Research and development of the Activities of Daily Living (ADL) and Instrumental Activities of Daily Living (IADL) are important in understanding the tasks, constraints and solutions to help older adults live better for longer, which is an integral part of ADL Research.
To push the boundaries further in our understanding of functional difficulties in older adults we searched for answers that would better aid in our understanding, but also facilitate a better understand of activities, services and products to help older adults. This was derived from research carried out in Newcastle University which identified a hierarchical order to the loss of function.
Early evidence of a hierarchy of functional ability was published in 1963 by Sidney Katz (Katz et al, 1963), showing that 6 ADL tasks (bathing, dressing, going to the toilet, transferring, continence, feeding) became impossible in a significant hierarchical order.
Since then, other researchers have further explored this loss - in particular (Kempen, et al., 1995), (Dunlop, et al., 1997), (Ferrucci, et al., 1998), (Njegovan, et al., 2001), (Jagger, et al., 2001) and (Weiss, et al., 2006).
A recent study published in 2012 led the way for the development of the ADL LifeCurve™, entitled "Losing the Ability in Activities of Daily Living in the Oldest Old: A Hierarchic Disability Scale from the Newcastle 85+ Study" (Kingston, et al., 2012). The research was a part of Newcastle University’s 85+ Study which followed a cohort of people aged 85 for a number of years. The study collected data on ADL status, health assessments and mental health. Using appropriate statistical techniques, the study found that a person’s ADL status accounted for most of the prediction of the onset of ADL difficulties. The study then went further to test whether there was a hierarchy to the loss of activities. Using appropriate statistical tests, the research identified, with a high standard of evidence, the existence of an order of onset of difficulty with ADL.
ADL Research then collaborated with researchers in Newcastle University’s Institute for Ageing to allow the translation of research for public knowledge and understanding of the order of loss of activities. This has been the foundation of the ADL LifeCurve™.

• **GOAL OF THE EXERCISE**
Carry the ADL LifeCurve™ passage above forward from its final sentence. The items that come next are separate material and stand apart from the ADL LifeCurve™ passage.

• **SUPPLIED INFORMATION**
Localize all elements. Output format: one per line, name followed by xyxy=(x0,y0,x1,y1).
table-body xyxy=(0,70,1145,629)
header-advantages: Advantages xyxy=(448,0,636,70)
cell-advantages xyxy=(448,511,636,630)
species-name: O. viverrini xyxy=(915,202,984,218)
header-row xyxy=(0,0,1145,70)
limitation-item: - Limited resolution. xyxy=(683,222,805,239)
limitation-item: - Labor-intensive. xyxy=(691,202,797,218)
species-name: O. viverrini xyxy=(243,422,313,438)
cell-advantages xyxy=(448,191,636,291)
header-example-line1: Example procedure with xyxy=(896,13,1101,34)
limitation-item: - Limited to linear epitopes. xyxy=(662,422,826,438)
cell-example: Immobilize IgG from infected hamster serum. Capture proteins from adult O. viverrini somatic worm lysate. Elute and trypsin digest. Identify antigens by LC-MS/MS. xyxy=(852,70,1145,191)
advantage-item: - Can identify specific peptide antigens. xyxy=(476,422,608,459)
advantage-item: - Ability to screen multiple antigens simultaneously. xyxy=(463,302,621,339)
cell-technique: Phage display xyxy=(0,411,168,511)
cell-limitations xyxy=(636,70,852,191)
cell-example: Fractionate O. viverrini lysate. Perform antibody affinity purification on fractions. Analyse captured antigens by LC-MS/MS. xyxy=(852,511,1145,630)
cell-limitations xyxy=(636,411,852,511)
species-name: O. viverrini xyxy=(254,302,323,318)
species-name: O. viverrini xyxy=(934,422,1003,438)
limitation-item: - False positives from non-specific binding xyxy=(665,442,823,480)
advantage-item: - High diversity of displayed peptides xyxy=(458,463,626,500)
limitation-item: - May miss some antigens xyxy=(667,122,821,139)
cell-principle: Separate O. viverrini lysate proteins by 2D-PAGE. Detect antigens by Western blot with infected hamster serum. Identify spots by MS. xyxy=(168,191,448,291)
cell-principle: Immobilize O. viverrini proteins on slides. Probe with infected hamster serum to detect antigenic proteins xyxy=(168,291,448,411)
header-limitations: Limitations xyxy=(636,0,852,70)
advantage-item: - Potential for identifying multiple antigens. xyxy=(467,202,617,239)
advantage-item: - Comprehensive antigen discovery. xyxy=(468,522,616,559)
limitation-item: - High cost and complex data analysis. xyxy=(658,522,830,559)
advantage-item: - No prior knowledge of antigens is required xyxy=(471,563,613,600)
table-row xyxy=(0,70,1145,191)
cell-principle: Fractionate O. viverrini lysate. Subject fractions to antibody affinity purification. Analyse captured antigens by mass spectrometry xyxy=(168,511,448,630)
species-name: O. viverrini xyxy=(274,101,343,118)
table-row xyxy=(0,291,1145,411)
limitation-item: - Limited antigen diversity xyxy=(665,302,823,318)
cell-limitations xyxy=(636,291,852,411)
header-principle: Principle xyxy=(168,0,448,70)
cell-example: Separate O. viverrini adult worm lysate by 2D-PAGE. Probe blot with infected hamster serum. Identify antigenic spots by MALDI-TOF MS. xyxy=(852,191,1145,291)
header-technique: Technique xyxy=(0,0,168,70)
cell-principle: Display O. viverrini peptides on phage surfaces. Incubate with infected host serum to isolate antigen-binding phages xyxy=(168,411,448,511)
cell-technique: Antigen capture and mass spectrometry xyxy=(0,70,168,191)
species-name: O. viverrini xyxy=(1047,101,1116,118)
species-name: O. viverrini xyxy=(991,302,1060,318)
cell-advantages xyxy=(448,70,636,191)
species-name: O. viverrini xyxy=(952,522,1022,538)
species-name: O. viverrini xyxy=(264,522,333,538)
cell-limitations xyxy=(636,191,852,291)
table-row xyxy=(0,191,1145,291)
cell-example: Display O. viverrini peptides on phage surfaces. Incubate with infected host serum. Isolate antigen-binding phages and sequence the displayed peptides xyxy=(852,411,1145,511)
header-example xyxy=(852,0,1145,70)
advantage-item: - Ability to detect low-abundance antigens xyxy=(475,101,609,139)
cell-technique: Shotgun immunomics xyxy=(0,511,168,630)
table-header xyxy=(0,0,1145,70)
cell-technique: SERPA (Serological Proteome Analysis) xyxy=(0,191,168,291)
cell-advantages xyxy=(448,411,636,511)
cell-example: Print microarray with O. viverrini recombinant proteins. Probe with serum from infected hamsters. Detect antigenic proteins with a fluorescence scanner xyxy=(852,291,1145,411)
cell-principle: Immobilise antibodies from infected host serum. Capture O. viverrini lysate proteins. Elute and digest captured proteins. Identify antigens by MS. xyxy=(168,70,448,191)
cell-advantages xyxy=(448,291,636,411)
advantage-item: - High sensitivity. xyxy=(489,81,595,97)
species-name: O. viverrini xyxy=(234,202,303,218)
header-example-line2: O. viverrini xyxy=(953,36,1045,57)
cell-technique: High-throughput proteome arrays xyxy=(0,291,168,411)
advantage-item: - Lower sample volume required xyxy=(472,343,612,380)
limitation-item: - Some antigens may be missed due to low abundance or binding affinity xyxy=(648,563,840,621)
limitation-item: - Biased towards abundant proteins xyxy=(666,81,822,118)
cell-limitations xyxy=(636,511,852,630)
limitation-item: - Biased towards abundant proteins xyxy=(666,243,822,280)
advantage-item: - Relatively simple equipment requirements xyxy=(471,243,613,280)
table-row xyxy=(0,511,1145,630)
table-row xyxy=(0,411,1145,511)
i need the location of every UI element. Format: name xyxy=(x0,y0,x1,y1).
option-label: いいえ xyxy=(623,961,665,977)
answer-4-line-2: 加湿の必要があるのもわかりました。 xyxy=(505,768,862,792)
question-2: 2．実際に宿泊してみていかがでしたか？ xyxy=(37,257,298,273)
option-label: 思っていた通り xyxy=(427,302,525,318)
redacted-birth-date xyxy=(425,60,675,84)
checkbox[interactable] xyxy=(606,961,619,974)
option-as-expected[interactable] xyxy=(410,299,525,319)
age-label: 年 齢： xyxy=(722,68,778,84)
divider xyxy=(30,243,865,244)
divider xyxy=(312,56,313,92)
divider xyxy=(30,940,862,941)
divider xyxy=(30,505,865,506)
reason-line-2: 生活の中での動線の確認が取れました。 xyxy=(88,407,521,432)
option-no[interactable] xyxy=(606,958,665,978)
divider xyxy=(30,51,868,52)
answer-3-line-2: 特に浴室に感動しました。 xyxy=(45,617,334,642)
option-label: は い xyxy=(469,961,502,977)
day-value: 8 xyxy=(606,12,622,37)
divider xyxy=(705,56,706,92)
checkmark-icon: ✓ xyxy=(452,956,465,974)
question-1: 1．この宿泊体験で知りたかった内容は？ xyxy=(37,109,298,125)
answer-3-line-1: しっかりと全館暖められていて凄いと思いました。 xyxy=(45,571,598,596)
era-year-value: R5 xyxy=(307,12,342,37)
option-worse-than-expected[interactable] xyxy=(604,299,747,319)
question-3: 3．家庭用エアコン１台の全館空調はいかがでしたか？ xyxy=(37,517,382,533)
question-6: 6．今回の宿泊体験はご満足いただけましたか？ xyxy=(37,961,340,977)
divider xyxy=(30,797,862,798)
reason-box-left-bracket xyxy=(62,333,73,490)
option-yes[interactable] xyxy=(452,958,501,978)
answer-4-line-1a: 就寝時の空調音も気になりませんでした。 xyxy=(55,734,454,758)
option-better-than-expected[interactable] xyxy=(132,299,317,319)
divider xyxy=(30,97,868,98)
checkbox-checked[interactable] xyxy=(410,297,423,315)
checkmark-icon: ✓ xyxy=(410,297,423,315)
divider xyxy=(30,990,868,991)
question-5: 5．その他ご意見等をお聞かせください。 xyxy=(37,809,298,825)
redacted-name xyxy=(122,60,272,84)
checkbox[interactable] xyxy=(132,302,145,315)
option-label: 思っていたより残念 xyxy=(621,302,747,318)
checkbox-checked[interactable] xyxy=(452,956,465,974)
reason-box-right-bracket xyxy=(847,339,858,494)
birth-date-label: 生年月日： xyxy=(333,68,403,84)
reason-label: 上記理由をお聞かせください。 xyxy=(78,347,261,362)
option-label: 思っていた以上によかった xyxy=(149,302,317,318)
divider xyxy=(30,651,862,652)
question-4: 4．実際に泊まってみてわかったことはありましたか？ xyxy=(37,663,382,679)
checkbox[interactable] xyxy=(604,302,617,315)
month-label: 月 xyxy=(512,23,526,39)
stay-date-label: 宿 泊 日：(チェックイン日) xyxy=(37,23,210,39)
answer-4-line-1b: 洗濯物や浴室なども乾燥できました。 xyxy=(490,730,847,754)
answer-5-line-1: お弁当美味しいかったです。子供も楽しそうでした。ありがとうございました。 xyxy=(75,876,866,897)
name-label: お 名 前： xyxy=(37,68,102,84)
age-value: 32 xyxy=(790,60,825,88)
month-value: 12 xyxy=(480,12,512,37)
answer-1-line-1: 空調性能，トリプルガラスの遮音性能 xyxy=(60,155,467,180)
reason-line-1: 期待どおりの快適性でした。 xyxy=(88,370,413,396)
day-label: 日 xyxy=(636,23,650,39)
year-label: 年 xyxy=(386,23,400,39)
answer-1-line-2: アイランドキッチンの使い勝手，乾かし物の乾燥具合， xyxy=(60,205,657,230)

• **ANSWER SPACE**
Dunlop, D. D., Hughes, S. L. & Manheim, L. M., 1997. Disability in activities of daily living: patterns of change and a hierarchy of disability. American Journal of Public Health, 3(378-383), p. 87.
Ferrucci, L. et al., 1998. Constant Hierarchic Patterns of Physical Functioning Across Seven Populations in Five Countries. The Gerontologist, 38(3), pp. 286-294.
Jagger, C., Arthur, A. J., Spiers, N. A. & Clarke, M., 2001. Patterns of Onset of Disability in Activities of Daily Living with Age. Journal of the American Geriatrics Society, 49(4), pp. 404-409.
Katz, Sidney, et al. 1963. Studies of Illness in the Aged. The Index of ADL: Standardized Measures of Biological and Psychosocial Function. Journal of the American Medical Association. 185 pp. 94 – 101.
Kempen, G., Myers, A. & Powell, L., 1995. Hierarchical structure in ADL and IADL: Analytical assumptions and applications for clinicians and researchers. Journal of Clinical Epidemiology, 48(11), pp. 1299-1305.
Kingston, A. et al., 2012. Losing the Ability in Activities of Daily Living in the Oldest Old: A Hierarchic Disability Scale from the Newcastle 85+ Study. PLoS One, 7(2), p. e31665.
Njegovan, V., Man-Son-Hing, M., Mitchell, S. L. & Molnar, F. J., 2001. The Hierarchy of Functional Loss Associated With Cognitive Decline in Older Persons. The Journals of Gerontology, 56A(10), pp. M638-M643.
Weiss, C. O., Fried, L. P. & Bandeen-Roche, K., 2006. Exploring the Hierarchy of Mobility Performance in High-Functioning Older Women. The Journals of Gerontology, 62A(2), pp. 167-173.